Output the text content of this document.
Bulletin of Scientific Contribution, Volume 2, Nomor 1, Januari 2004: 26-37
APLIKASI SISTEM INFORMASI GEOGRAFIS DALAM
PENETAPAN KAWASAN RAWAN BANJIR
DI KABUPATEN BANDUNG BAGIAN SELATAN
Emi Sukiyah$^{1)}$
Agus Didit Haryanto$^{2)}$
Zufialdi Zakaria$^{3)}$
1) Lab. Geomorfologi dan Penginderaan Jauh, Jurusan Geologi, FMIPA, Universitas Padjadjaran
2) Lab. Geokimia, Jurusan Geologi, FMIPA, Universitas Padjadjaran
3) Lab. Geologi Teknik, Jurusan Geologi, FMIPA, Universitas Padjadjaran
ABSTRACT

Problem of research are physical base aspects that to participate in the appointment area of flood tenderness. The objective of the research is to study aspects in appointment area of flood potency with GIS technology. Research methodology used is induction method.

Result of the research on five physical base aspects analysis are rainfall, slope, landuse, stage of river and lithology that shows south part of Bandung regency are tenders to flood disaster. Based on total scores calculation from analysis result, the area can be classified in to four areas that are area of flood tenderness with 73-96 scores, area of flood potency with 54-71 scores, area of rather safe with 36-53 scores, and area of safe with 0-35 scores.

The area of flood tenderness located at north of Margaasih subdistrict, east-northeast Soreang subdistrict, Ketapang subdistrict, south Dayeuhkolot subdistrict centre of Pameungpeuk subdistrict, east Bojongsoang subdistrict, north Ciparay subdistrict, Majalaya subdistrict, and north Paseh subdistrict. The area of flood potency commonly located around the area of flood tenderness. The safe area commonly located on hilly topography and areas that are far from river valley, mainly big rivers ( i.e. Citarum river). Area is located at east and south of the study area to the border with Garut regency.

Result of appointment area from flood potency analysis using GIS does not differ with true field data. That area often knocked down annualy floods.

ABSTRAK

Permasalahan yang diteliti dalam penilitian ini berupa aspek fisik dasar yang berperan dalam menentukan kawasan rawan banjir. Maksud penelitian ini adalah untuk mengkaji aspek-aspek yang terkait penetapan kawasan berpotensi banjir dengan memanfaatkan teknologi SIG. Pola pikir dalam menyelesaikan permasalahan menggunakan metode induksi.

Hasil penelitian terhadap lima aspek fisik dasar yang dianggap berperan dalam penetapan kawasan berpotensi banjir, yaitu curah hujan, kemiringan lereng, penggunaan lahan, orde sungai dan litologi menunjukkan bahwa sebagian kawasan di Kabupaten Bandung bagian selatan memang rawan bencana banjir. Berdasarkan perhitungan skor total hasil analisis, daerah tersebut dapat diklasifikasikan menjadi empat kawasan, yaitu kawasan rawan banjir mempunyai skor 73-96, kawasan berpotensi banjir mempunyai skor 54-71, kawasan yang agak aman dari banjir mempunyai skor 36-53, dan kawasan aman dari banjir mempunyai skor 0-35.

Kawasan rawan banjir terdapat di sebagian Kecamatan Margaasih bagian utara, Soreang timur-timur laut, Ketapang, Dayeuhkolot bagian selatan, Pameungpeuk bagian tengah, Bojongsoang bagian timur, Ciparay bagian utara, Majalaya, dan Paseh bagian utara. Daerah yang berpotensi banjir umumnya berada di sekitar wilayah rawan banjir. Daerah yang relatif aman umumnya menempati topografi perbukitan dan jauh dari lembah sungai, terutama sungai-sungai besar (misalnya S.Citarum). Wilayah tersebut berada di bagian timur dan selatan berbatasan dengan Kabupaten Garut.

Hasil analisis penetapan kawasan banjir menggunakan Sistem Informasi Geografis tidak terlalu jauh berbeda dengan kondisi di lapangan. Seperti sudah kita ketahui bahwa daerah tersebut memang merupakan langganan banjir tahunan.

### REQUIREMENTS
Write the entries again, exactly as they stand.

### OUTPUT BELOW
Output the text content of this document.
Bulletin of Scientific Contribution, Volume 2, Nomor 1, Januari 2004: 26-37
APLIKASI SISTEM INFORMASI GEOGRAFIS DALAM
PENETAPAN KAWASAN RAWAN BANJIR
DI KABUPATEN BANDUNG BAGIAN SELATAN
Emi Sukiyah$^{1)}$
Agus Didit Haryanto$^{2)}$
Zufialdi Zakaria$^{3)}$
1) Lab. Geomorfologi dan Penginderaan Jauh, Jurusan Geologi, FMIPA, Universitas Padjadjaran
2) Lab. Geokimia, Jurusan Geologi, FMIPA, Universitas Padjadjaran
3) Lab. Geologi Teknik, Jurusan Geologi, FMIPA, Universitas Padjadjaran
ABSTRACT

Problem of research are physical base aspects that to participate in the appointment area of flood tenderness. The objective of the research is to study aspects in appointment area of flood potency with GIS technology. Research methodology used is induction method.

Result of the research on five physical base aspects analysis are rainfall, slope, landuse, stage of river and lithology that shows south part of Bandung regency are tenders to flood disaster. Based on total scores calculation from analysis result, the area can be classified in to four areas that are area of flood tenderness with 73-96 scores, area of flood potency with 54-71 scores, area of rather safe with 36-53 scores, and area of safe with 0-35 scores.

The area of flood tenderness located at north of Margaasih subdistrict, east-northeast Soreang subdistrict, Ketapang subdistrict, south Dayeuhkolot subdistrict centre of Pameungpeuk subdistrict, east Bojongsoang subdistrict, north Ciparay subdistrict, Majalaya subdistrict, and north Paseh subdistrict. The area of flood potency commonly located around the area of flood tenderness. The safe area commonly located on hilly topography and areas that are far from river valley, mainly big rivers ( i.e. Citarum river). Area is located at east and south of the study area to the border with Garut regency.

Result of appointment area from flood potency analysis using GIS does not differ with true field data. That area often knocked down annualy floods.

ABSTRAK

Permasalahan yang diteliti dalam penilitian ini berupa aspek fisik dasar yang berperan dalam menentukan kawasan rawan banjir. Maksud penelitian ini adalah untuk mengkaji aspek-aspek yang terkait penetapan kawasan berpotensi banjir dengan memanfaatkan teknologi SIG. Pola pikir dalam menyelesaikan permasalahan menggunakan metode induksi.

Hasil penelitian terhadap lima aspek fisik dasar yang dianggap berperan dalam penetapan kawasan berpotensi banjir, yaitu curah hujan, kemiringan lereng, penggunaan lahan, orde sungai dan litologi menunjukkan bahwa sebagian kawasan di Kabupaten Bandung bagian selatan memang rawan bencana banjir. Berdasarkan perhitungan skor total hasil analisis, daerah tersebut dapat diklasifikasikan menjadi empat kawasan, yaitu kawasan rawan banjir mempunyai skor 73-96, kawasan berpotensi banjir mempunyai skor 54-71, kawasan yang agak aman dari banjir mempunyai skor 36-53, dan kawasan aman dari banjir mempunyai skor 0-35.

Kawasan rawan banjir terdapat di sebagian Kecamatan Margaasih bagian utara, Soreang timur-timur laut, Ketapang, Dayeuhkolot bagian selatan, Pameungpeuk bagian tengah, Bojongsoang bagian timur, Ciparay bagian utara, Majalaya, dan Paseh bagian utara. Daerah yang berpotensi banjir umumnya berada di sekitar wilayah rawan banjir. Daerah yang relatif aman umumnya menempati topografi perbukitan dan jauh dari lembah sungai, terutama sungai-sungai besar (misalnya S.Citarum). Wilayah tersebut berada di bagian timur dan selatan berbatasan dengan Kabupaten Garut.

Hasil analisis penetapan kawasan banjir menggunakan Sistem Informasi Geografis tidak terlalu jauh berbeda dengan kondisi di lapangan. Seperti sudah kita ketahui bahwa daerah tersebut memang merupakan langganan banjir tahunan.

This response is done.